WHAT THE TASK ASKS
Write out each line beneath this one exactly as it reads.

LISTED RECORDS
————————
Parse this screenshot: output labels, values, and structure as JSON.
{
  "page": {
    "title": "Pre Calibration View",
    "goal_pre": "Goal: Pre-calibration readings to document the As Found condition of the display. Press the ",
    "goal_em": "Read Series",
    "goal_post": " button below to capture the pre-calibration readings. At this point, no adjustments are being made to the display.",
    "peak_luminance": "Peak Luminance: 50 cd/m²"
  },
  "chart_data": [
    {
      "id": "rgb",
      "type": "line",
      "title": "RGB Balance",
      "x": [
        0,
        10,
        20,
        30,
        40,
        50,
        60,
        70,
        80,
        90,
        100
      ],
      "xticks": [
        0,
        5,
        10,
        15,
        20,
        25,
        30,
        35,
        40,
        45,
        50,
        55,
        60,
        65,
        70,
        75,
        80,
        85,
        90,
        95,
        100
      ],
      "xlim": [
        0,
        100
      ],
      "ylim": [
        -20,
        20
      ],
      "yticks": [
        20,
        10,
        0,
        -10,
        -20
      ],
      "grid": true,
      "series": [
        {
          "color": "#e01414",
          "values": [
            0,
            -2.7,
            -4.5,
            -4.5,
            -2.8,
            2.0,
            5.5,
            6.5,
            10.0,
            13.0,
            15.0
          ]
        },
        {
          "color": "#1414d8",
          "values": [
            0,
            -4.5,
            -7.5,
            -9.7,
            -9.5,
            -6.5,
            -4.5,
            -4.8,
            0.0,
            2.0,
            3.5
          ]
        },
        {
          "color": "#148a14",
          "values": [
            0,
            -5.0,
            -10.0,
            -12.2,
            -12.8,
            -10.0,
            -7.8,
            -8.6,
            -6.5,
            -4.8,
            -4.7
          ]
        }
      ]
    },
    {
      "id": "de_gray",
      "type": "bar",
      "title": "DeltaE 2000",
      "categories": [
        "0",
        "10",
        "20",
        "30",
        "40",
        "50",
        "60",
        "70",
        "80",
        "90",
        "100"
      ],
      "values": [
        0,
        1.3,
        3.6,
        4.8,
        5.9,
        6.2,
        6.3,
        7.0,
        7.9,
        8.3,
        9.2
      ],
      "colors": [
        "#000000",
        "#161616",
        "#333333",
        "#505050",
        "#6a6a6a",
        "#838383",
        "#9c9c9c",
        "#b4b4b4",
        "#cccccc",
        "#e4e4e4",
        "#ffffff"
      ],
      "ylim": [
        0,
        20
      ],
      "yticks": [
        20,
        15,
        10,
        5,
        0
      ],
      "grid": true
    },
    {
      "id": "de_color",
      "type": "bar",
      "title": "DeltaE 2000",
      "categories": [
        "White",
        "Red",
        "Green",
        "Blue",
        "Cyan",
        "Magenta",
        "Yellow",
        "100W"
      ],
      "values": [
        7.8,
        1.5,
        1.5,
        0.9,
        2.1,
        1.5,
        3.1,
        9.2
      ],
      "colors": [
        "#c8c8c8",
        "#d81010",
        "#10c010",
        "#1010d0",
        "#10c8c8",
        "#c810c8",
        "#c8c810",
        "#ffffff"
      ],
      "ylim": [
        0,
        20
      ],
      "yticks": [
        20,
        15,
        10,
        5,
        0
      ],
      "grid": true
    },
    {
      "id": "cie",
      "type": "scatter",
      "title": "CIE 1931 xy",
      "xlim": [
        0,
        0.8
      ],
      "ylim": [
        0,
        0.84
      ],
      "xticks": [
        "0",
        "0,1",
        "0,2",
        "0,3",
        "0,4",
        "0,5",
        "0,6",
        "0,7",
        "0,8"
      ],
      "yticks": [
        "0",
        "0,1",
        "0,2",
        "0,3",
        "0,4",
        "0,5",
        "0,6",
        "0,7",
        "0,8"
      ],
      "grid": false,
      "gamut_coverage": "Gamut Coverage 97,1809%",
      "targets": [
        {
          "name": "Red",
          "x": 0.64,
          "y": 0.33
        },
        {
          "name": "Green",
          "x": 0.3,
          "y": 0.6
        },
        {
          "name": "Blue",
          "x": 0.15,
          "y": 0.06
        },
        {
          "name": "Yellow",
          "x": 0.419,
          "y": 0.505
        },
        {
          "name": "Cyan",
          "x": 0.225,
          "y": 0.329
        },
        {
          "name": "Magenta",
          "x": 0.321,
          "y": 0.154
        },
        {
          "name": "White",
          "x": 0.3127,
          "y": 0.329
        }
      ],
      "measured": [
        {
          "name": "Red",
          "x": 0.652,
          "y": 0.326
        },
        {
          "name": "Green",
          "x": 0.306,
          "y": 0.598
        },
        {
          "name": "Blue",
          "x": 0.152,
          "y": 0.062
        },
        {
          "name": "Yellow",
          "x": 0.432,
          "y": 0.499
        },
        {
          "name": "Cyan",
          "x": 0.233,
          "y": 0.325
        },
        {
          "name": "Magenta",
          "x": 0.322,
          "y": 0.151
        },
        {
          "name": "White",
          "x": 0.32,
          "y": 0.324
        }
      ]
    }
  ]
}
————————
REPLY TO THE TASK
Parse this screenshot: output labels, values, and structure as JSON.
{
  "page": {
    "title": "Pre Calibration View",
    "goal_pre": "Goal: Pre-calibration readings to document the As Found condition of the display. Press the ",
    "goal_em": "Read Series",
    "goal_post": " button below to capture the pre-calibration readings. At this point, no adjustments are being made to the display.",
    "peak_luminance": "Peak Luminance: 50 cd/m²"
  },
  "chart_data": [
    {
      "id": "rgb",
      "type": "line",
      "title": "RGB Balance",
      "x": [
        0,
        10,
        20,
        30,
        40,
        50,
        60,
        70,
        80,
        90,
        100
      ],
      "xticks": [
        0,
        5,
        10,
        15,
        20,
        25,
        30,
        35,
        40,
        45,
        50,
        55,
        60,
        65,
        70,
        75,
        80,
        85,
        90,
        95,
        100
      ],
      "xlim": [
        0,
        100
      ],
      "ylim": [
        -20,
        20
      ],
      "yticks": [
        20,
        10,
        0,
        -10,
        -20
      ],
      "grid": true,
      "series": [
        {
          "color": "#e01414",
          "values": [
            0,
            -2.7,
            -4.5,
            -4.5,
            -2.8,
            2.0,
            5.5,
            6.5,
            10.0,
            13.0,
            15.0
          ]
        },
        {
          "color": "#1414d8",
          "values": [
            0,
            -4.5,
            -7.5,
            -9.7,
            -9.5,
            -6.5,
            -4.5,
            -4.8,
            0.0,
            2.0,
            3.5
          ]
        },
        {
          "color": "#148a14",
          "values": [
            0,
            -5.0,
            -10.0,
            -12.2,
            -12.8,
            -10.0,
            -7.8,
            -8.6,
            -6.5,
            -4.8,
            -4.7
          ]
        }
      ]
    },
    {
      "id": "de_gray",
      "type": "bar",
      "title": "DeltaE 2000",
      "categories": [
        "0",
        "10",
        "20",
        "30",
        "40",
        "50",
        "60",
        "70",
        "80",
        "90",
        "100"
      ],
      "values": [
        0,
        1.3,
        3.6,
        4.8,
        5.9,
        6.2,
        6.3,
        7.0,
        7.9,
        8.3,
        9.2
      ],
      "colors": [
        "#000000",
        "#161616",
        "#333333",
        "#505050",
        "#6a6a6a",
        "#838383",
        "#9c9c9c",
        "#b4b4b4",
        "#cccccc",
        "#e4e4e4",
        "#ffffff"
      ],
      "ylim": [
        0,
        20
      ],
      "yticks": [
        20,
        15,
        10,
        5,
        0
      ],
      "grid": true
    },
    {
      "id": "de_color",
      "type": "bar",
      "title": "DeltaE 2000",
      "categories": [
        "White",
        "Red",
        "Green",
        "Blue",
        "Cyan",
        "Magenta",
        "Yellow",
        "100W"
      ],
      "values": [
        7.8,
        1.5,
        1.5,
        0.9,
        2.1,
        1.5,
        3.1,
        9.2
      ],
      "colors": [
        "#c8c8c8",
        "#d81010",
        "#10c010",
        "#1010d0",
        "#10c8c8",
        "#c810c8",
        "#c8c810",
        "#ffffff"
      ],
      "ylim": [
        0,
        20
      ],
      "yticks": [
        20,
        15,
        10,
        5,
        0
      ],
      "grid": true
    },
    {
      "id": "cie",
      "type": "scatter",
      "title": "CIE 1931 xy",
      "xlim": [
        0,
        0.8
      ],
      "ylim": [
        0,
        0.84
      ],
      "xticks": [
        "0",
        "0,1",
        "0,2",
        "0,3",
        "0,4",
        "0,5",
        "0,6",
        "0,7",
        "0,8"
      ],
      "yticks": [
        "0",
        "0,1",
        "0,2",
        "0,3",
        "0,4",
        "0,5",
        "0,6",
        "0,7",
        "0,8"
      ],
      "grid": false,
      "gamut_coverage": "Gamut Coverage 97,1809%",
      "targets": [
        {
          "name": "Red",
          "x": 0.64,
          "y": 0.33
        },
        {
          "name": "Green",
          "x": 0.3,
          "y": 0.6
        },
        {
          "name": "Blue",
          "x": 0.15,
          "y": 0.06
        },
        {
          "name": "Yellow",
          "x": 0.419,
          "y": 0.505
        },
        {
          "name": "Cyan",
          "x": 0.225,
          "y": 0.329
        },
        {
          "name": "Magenta",
          "x": 0.321,
          "y": 0.154
        },
        {
          "name": "White",
          "x": 0.3127,
          "y": 0.329
        }
      ],
      "measured": [
        {
          "name": "Red",
          "x": 0.652,
          "y": 0.326
        },
        {
          "name": "Green",
          "x": 0.306,
          "y": 0.598
        },
        {
          "name": "Blue",
          "x": 0.152,
          "y": 0.062
        },
        {
          "name": "Yellow",
          "x": 0.432,
          "y": 0.499
        },
        {
          "name": "Cyan",
          "x": 0.233,
          "y": 0.325
        },
        {
          "name": "Magenta",
          "x": 0.322,
          "y": 0.151
        },
        {
          "name": "White",
          "x": 0.32,
          "y": 0.324
        }
      ]
    }
  ]
}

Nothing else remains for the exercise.